* **What this exercise asks**:
1: Edit the earphone authentication excerpt: reproduce the passage that begins at the words "Here, the other" and stops after "through the information communication device 1.", replacing "immigration gates" with "border control gates".
2: Answer the following questions from the earphone authentication excerpt, marking each answer with the same letter:
(a) What do the authentication unit 222R and the authentication unit 222L do in Step S207?
(b) According to the summary of the first example embodiment, what is the wearing determination result based on?
(c) What examples are given of what the other device may be?
3: Translate this sentence from the earphone authentication excerpt into Spanish: "This allows fast control of the user authentication state based on the wearing state of the earphones."

* **Excerpt**:
- - - - -
The determination unit 111, upon determining that both the earphone 2R and left earphone 2L are not worn by the user, acquires a wearing determination result indicating whether the earphones are worn in the user's ears or not. The communication unit 113 outputs the wearing determination result and information instructing the invalidation of the authentication status (authentication cancellation instruction information) to the left earphone 2L using the communication IF 105. The communication unit 223L acquires the wearing state determination result and the de-authentication instruction information using the communication IF 207L and outputs them to the right earphone 2R. The communication unit 223R uses the communication IF 207R to acquire the de-authentication instruction information. The communication unit 223L and the communication unit 223R advance the processing to Step S207.

In Step S206, if the determination unit 111 determines that only one of the earphone 2R and the left earphone 2L is not worn by the user, the processing proceeds to Step S204.

In Step S207, the authentication unit 222R and the authentication unit 222L disable the authentication of the user H in the right earphone 2R and left earphone 2L, respectively. The communication unit 113 ends the processing.

As described above, the authentication management device according to the first example embodiment of the present disclosure is provided with an authentication result acquisition means (communication unit 113) that acquires an authentication result of authenticating a user by otoacoustic authentication in an earphone (for example, the right earphone 2R and the left earphone 2L); a storage means (for example, the storage unit 112) that stores the authentication result; a determination result acquisition means (for example, the determination unit 111) that, after the authentication result is acquired, acquires a wearing determination result indicating whether the earphone is worn in an ear of the user on the basis of a detection result of a proximity sensor; and a control means (for example, the storage unit 112) that updates the authentication result stored in the storage means when the wearing determination result indicates that the earphone is not worn in the ear.

The authentication means is an authentication means in otoacoustic authentication that sends out a test sound in the direction of the ear canal of one or the other ear, and authenticates the user on the basis of the sound reflected in response to the test sound.

This allows fast control of the user authentication state based on the wearing state of the earphones.

The authentication unit 222R may directly output the right earphone wearing state information and the right ear authentication result to the information communication device 1. The communication IF 105 may directly output the wearing state confirmation instruction information, authentication execution instruction information, and authentication cancellation instruction information to the right earphone 2R.

The communication unit 113 of the information communication device 1 (e.g., smartphone) may also acquire from another device a request seeking authentication of the user H (authentication request) in the other device. In this case, the communication unit 113 may read the right ear authentication result and left ear authentication result from the storage unit 112 and output them to the other device. If both the right ear authentication result and left ear authentication result indicate that the authentication was successful, or if either the right ear authentication result or left ear authentication result indicate that the authentication was successful, the other device may authenticate the user.

Here, the other device may be, for example, building access control equipment or an authentication device installed at airport baggage checkpoint gates, immigration gates, and the like. The authentication request from the other device may be obtained directly by the earphone 2 by means of the communication unit 223, without going through the information communication device 1.

As a result, if the user H is authenticated by the information communication device 1, other devices can authenticate the user H without further authentication processing, thus enabling secure and smooth user access control or authentication by other devices.
- - - - -
* **Information supplied**:

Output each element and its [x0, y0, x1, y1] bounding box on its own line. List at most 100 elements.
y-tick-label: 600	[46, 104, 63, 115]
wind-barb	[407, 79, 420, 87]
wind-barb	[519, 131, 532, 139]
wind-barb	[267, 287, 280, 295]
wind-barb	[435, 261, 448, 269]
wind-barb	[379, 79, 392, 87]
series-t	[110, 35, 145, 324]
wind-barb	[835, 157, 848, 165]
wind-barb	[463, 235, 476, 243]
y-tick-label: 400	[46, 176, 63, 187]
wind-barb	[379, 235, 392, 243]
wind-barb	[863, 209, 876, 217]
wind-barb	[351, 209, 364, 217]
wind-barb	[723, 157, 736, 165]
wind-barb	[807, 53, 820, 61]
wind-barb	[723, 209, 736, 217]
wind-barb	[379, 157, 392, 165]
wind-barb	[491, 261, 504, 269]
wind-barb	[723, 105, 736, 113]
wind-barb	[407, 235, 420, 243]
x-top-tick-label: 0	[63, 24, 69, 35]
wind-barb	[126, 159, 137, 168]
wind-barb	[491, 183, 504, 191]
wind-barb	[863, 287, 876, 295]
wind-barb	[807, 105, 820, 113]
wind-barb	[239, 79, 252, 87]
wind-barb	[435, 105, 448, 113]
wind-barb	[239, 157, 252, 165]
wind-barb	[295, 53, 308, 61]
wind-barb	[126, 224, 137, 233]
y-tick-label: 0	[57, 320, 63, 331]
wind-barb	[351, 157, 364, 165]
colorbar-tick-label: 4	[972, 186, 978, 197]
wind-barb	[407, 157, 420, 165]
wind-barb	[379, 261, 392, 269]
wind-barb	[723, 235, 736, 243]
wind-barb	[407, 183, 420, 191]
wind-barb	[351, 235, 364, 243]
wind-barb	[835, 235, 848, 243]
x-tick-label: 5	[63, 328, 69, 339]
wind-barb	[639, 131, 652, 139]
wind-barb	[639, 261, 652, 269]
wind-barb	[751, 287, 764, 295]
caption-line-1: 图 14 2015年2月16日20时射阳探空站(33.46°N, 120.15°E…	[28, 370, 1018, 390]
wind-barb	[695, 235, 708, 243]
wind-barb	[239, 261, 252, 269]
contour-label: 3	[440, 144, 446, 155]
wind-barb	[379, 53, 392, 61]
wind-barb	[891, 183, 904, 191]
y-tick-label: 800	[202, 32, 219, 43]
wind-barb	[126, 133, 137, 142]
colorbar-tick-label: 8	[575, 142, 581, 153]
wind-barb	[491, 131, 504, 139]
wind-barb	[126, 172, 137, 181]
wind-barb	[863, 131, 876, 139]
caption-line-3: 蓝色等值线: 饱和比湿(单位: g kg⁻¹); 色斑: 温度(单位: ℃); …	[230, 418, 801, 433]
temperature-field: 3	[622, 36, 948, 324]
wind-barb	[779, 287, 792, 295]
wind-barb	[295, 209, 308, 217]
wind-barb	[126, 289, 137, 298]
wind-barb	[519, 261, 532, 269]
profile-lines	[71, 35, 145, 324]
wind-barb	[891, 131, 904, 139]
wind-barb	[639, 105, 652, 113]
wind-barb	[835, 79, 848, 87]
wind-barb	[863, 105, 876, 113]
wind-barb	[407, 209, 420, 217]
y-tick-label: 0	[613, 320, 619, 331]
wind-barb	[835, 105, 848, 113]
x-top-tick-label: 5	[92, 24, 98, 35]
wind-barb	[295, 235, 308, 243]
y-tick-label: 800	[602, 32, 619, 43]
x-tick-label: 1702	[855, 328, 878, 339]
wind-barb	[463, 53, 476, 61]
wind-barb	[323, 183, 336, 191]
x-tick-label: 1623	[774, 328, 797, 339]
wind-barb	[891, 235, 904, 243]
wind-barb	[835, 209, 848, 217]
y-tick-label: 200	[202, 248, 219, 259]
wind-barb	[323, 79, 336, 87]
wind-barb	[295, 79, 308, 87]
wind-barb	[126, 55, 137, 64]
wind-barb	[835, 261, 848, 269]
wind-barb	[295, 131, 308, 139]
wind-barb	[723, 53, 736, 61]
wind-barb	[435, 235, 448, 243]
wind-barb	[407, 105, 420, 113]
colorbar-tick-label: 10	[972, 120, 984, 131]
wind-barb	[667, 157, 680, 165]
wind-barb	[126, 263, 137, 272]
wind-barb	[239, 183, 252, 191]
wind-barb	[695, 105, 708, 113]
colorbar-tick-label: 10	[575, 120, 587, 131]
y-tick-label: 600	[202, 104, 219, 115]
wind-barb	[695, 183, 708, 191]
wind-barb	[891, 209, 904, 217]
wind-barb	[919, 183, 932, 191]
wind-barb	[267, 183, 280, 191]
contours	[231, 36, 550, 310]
- - - - -
* **Answers for the tasks**:
1:
Here, the other device may be, for example, building access control equipment or an authentication device installed at airport baggage checkpoint gates, border control gates, and the like. The authentication request from the other device may be obtained directly by the earphone 2 by means of the communication unit 223, without going through the information communication device 1.

2:
(a) They disable the authentication of the user H in the right earphone 2R and the left earphone 2L, respectively.
(b) The detection result of a proximity sensor.
(c) Building access control equipment, or an authentication device installed at airport baggage checkpoint gates, immigration gates, and the like.

3: Esto permite un control rápido del estado de autenticación del usuario en función del estado de colocación de los auriculares.